**** Data for processing ****

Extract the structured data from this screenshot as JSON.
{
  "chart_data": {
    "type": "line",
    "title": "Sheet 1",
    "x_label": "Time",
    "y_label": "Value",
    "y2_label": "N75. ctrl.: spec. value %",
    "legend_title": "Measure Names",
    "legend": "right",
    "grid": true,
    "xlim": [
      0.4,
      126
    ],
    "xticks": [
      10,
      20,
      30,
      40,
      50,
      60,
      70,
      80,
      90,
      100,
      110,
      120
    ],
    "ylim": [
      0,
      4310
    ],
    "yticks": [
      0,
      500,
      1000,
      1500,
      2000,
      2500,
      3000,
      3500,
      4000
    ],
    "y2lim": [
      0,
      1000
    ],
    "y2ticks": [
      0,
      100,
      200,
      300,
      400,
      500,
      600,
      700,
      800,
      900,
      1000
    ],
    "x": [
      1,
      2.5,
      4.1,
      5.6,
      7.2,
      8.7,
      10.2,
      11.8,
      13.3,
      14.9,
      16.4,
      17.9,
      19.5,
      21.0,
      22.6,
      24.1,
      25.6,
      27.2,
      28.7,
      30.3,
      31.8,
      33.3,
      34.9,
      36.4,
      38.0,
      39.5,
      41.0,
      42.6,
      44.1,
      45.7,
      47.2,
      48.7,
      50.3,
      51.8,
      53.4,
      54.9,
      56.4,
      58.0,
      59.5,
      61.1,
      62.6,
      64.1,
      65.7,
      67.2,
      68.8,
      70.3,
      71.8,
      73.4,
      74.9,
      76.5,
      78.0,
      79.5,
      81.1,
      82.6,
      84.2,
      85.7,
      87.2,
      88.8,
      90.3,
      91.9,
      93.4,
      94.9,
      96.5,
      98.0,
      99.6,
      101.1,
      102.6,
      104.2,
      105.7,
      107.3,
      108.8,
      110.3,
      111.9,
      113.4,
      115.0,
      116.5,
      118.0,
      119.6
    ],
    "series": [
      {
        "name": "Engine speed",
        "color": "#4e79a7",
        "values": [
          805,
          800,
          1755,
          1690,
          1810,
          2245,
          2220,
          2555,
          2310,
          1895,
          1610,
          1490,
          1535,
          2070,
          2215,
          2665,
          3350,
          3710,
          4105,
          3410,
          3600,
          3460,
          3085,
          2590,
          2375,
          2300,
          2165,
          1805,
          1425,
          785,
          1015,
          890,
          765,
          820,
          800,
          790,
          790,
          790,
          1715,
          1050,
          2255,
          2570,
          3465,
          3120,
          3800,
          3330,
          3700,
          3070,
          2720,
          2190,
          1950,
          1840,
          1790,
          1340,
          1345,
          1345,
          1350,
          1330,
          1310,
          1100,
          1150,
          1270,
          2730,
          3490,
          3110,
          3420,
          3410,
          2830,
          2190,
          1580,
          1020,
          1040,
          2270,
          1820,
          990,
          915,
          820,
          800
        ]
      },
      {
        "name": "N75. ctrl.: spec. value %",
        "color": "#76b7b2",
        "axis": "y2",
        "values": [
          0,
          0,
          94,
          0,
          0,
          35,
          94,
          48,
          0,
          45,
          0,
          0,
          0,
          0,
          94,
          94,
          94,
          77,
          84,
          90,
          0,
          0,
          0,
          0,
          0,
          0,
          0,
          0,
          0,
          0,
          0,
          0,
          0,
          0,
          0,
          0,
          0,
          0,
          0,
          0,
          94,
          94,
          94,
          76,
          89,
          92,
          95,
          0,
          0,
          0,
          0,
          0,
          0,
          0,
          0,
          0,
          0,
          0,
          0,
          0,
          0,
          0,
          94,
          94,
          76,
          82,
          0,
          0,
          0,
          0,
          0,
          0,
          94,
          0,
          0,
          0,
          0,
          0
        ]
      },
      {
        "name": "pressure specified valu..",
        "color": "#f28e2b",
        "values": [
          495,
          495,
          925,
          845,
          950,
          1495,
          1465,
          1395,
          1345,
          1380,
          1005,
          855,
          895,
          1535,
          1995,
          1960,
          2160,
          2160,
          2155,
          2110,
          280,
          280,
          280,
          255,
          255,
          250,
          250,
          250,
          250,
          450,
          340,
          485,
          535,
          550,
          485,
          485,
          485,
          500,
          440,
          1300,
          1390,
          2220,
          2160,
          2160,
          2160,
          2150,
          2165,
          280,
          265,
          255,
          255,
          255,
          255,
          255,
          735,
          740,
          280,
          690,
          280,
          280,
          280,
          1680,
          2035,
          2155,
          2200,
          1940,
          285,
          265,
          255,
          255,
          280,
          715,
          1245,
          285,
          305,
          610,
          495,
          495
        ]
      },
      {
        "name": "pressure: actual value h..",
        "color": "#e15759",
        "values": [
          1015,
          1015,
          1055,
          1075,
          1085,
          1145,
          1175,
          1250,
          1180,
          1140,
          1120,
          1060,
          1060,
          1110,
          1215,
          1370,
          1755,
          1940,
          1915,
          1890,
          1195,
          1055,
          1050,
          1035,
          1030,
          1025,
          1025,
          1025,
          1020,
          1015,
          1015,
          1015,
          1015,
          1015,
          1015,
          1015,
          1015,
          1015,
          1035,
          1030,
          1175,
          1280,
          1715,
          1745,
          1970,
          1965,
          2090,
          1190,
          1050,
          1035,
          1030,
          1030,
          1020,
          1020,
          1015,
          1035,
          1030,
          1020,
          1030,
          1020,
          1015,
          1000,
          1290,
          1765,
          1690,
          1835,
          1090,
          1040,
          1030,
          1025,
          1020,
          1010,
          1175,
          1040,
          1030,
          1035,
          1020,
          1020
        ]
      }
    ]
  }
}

****

## Work to complete
Output the entries exactly.

## Exercise result
Extract the structured data from this screenshot as JSON.
{
  "chart_data": {
    "type": "line",
    "title": "Sheet 1",
    "x_label": "Time",
    "y_label": "Value",
    "y2_label": "N75. ctrl.: spec. value %",
    "legend_title": "Measure Names",
    "legend": "right",
    "grid": true,
    "xlim": [
      0.4,
      126
    ],
    "xticks": [
      10,
      20,
      30,
      40,
      50,
      60,
      70,
      80,
      90,
      100,
      110,
      120
    ],
    "ylim": [
      0,
      4310
    ],
    "yticks": [
      0,
      500,
      1000,
      1500,
      2000,
      2500,
      3000,
      3500,
      4000
    ],
    "y2lim": [
      0,
      1000
    ],
    "y2ticks": [
      0,
      100,
      200,
      300,
      400,
      500,
      600,
      700,
      800,
      900,
      1000
    ],
    "x": [
      1,
      2.5,
      4.1,
      5.6,
      7.2,
      8.7,
      10.2,
      11.8,
      13.3,
      14.9,
      16.4,
      17.9,
      19.5,
      21.0,
      22.6,
      24.1,
      25.6,
      27.2,
      28.7,
      30.3,
      31.8,
      33.3,
      34.9,
      36.4,
      38.0,
      39.5,
      41.0,
      42.6,
      44.1,
      45.7,
      47.2,
      48.7,
      50.3,
      51.8,
      53.4,
      54.9,
      56.4,
      58.0,
      59.5,
      61.1,
      62.6,
      64.1,
      65.7,
      67.2,
      68.8,
      70.3,
      71.8,
      73.4,
      74.9,
      76.5,
      78.0,
      79.5,
      81.1,
      82.6,
      84.2,
      85.7,
      87.2,
      88.8,
      90.3,
      91.9,
      93.4,
      94.9,
      96.5,
      98.0,
      99.6,
      101.1,
      102.6,
      104.2,
      105.7,
      107.3,
      108.8,
      110.3,
      111.9,
      113.4,
      115.0,
      116.5,
      118.0,
      119.6
    ],
    "series": [
      {
        "name": "Engine speed",
        "color": "#4e79a7",
        "values": [
          805,
          800,
          1755,
          1690,
          1810,
          2245,
          2220,
          2555,
          2310,
          1895,
          1610,
          1490,
          1535,
          2070,
          2215,
          2665,
          3350,
          3710,
          4105,
          3410,
          3600,
          3460,
          3085,
          2590,
          2375,
          2300,
          2165,
          1805,
          1425,
          785,
          1015,
          890,
          765,
          820,
          800,
          790,
          790,
          790,
          1715,
          1050,
          2255,
          2570,
          3465,
          3120,
          3800,
          3330,
          3700,
          3070,
          2720,
          2190,
          1950,
          1840,
          1790,
          1340,
          1345,
          1345,
          1350,
          1330,
          1310,
          1100,
          1150,
          1270,
          2730,
          3490,
          3110,
          3420,
          3410,
          2830,
          2190,
          1580,
          1020,
          1040,
          2270,
          1820,
          990,
          915,
          820,
          800
        ]
      },
      {
        "name": "N75. ctrl.: spec. value %",
        "color": "#76b7b2",
        "axis": "y2",
        "values": [
          0,
          0,
          94,
          0,
          0,
          35,
          94,
          48,
          0,
          45,
          0,
          0,
          0,
          0,
          94,
          94,
          94,
          77,
          84,
          90,
          0,
          0,
          0,
          0,
          0,
          0,
          0,
          0,
          0,
          0,
          0,
          0,
          0,
          0,
          0,
          0,
          0,
          0,
          0,
          0,
          94,
          94,
          94,
          76,
          89,
          92,
          95,
          0,
          0,
          0,
          0,
          0,
          0,
          0,
          0,
          0,
          0,
          0,
          0,
          0,
          0,
          0,
          94,
          94,
          76,
          82,
          0,
          0,
          0,
          0,
          0,
          0,
          94,
          0,
          0,
          0,
          0,
          0
        ]
      },
      {
        "name": "pressure specified valu..",
        "color": "#f28e2b",
        "values": [
          495,
          495,
          925,
          845,
          950,
          1495,
          1465,
          1395,
          1345,
          1380,
          1005,
          855,
          895,
          1535,
          1995,
          1960,
          2160,
          2160,
          2155,
          2110,
          280,
          280,
          280,
          255,
          255,
          250,
          250,
          250,
          250,
          450,
          340,
          485,
          535,
          550,
          485,
          485,
          485,
          500,
          440,
          1300,
          1390,
          2220,
          2160,
          2160,
          2160,
          2150,
          2165,
          280,
          265,
          255,
          255,
          255,
          255,
          255,
          735,
          740,
          280,
          690,
          280,
          280,
          280,
          1680,
          2035,
          2155,
          2200,
          1940,
          285,
          265,
          255,
          255,
          280,
          715,
          1245,
          285,
          305,
          610,
          495,
          495
        ]
      },
      {
        "name": "pressure: actual value h..",
        "color": "#e15759",
        "values": [
          1015,
          1015,
          1055,
          1075,
          1085,
          1145,
          1175,
          1250,
          1180,
          1140,
          1120,
          1060,
          1060,
          1110,
          1215,
          1370,
          1755,
          1940,
          1915,
          1890,
          1195,
          1055,
          1050,
          1035,
          1030,
          1025,
          1025,
          1025,
          1020,
          1015,
          1015,
          1015,
          1015,
          1015,
          1015,
          1015,
          1015,
          1015,
          1035,
          1030,
          1175,
          1280,
          1715,
          1745,
          1970,
          1965,
          2090,
          1190,
          1050,
          1035,
          1030,
          1030,
          1020,
          1020,
          1015,
          1035,
          1030,
          1020,
          1030,
          1020,
          1015,
          1000,
          1290,
          1765,
          1690,
          1835,
          1090,
          1040,
          1030,
          1025,
          1020,
          1010,
          1175,
          1040,
          1030,
          1035,
          1020,
          1020
        ]
      }
    ]
  }
}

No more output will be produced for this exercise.